* [GIVEN EXERCISE]:
Copy each line below exactly and leave the pictures out.
────────
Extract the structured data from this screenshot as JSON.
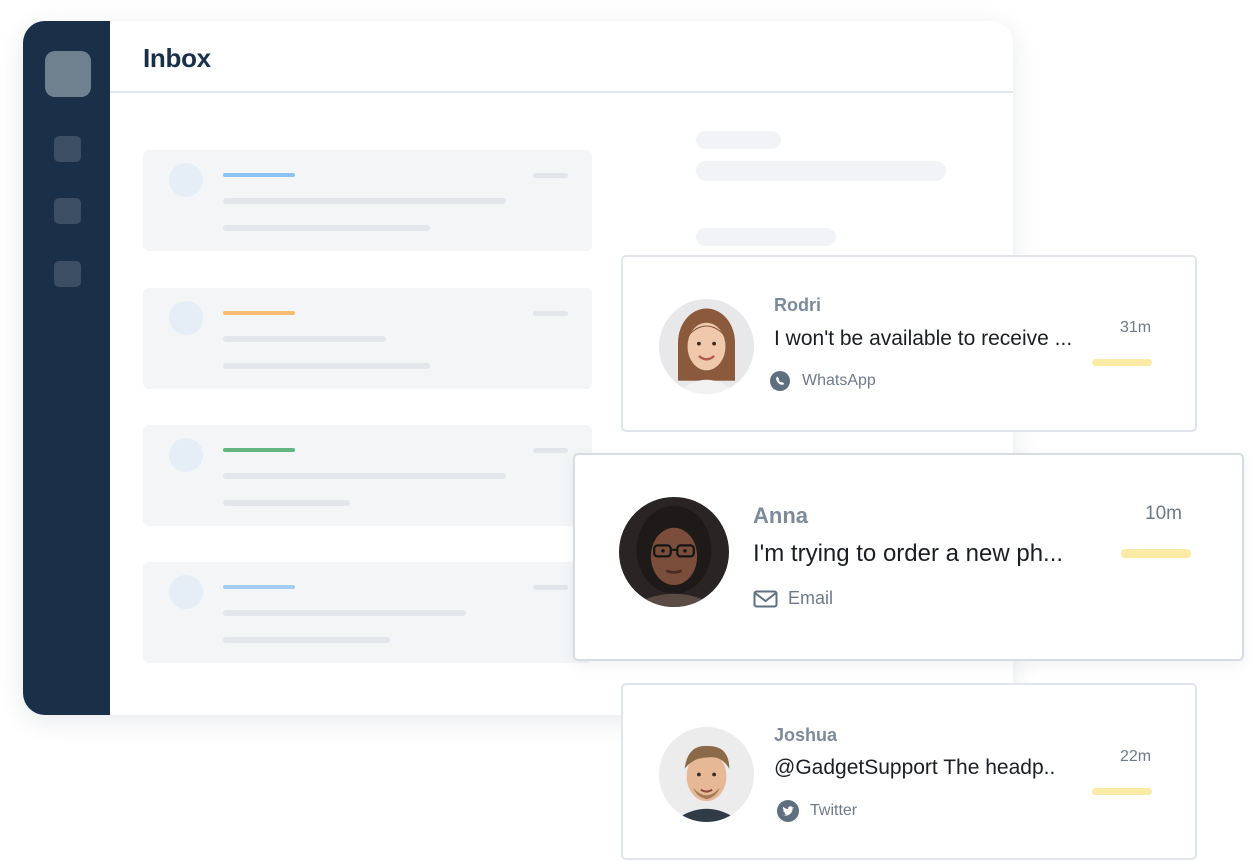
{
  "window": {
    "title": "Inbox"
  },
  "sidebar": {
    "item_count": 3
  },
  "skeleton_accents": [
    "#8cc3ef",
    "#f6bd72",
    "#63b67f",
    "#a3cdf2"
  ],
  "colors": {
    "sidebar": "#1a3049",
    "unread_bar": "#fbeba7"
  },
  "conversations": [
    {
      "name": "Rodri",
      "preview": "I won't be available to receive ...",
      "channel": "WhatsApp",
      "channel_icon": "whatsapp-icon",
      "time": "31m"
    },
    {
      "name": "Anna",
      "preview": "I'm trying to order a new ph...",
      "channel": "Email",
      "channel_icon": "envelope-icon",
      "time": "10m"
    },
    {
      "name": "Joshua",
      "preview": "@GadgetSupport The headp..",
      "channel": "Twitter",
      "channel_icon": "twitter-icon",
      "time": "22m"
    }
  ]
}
────────
* [THE OUTPUT]:
Extract the structured data from this screenshot as JSON.
{
  "window": {
    "title": "Inbox"
  },
  "sidebar": {
    "item_count": 3
  },
  "skeleton_accents": [
    "#8cc3ef",
    "#f6bd72",
    "#63b67f",
    "#a3cdf2"
  ],
  "colors": {
    "sidebar": "#1a3049",
    "unread_bar": "#fbeba7"
  },
  "conversations": [
    {
      "name": "Rodri",
      "preview": "I won't be available to receive ...",
      "channel": "WhatsApp",
      "channel_icon": "whatsapp-icon",
      "time": "31m"
    },
    {
      "name": "Anna",
      "preview": "I'm trying to order a new ph...",
      "channel": "Email",
      "channel_icon": "envelope-icon",
      "time": "10m"
    },
    {
      "name": "Joshua",
      "preview": "@GadgetSupport The headp..",
      "channel": "Twitter",
      "channel_icon": "twitter-icon",
      "time": "22m"
    }
  ]
}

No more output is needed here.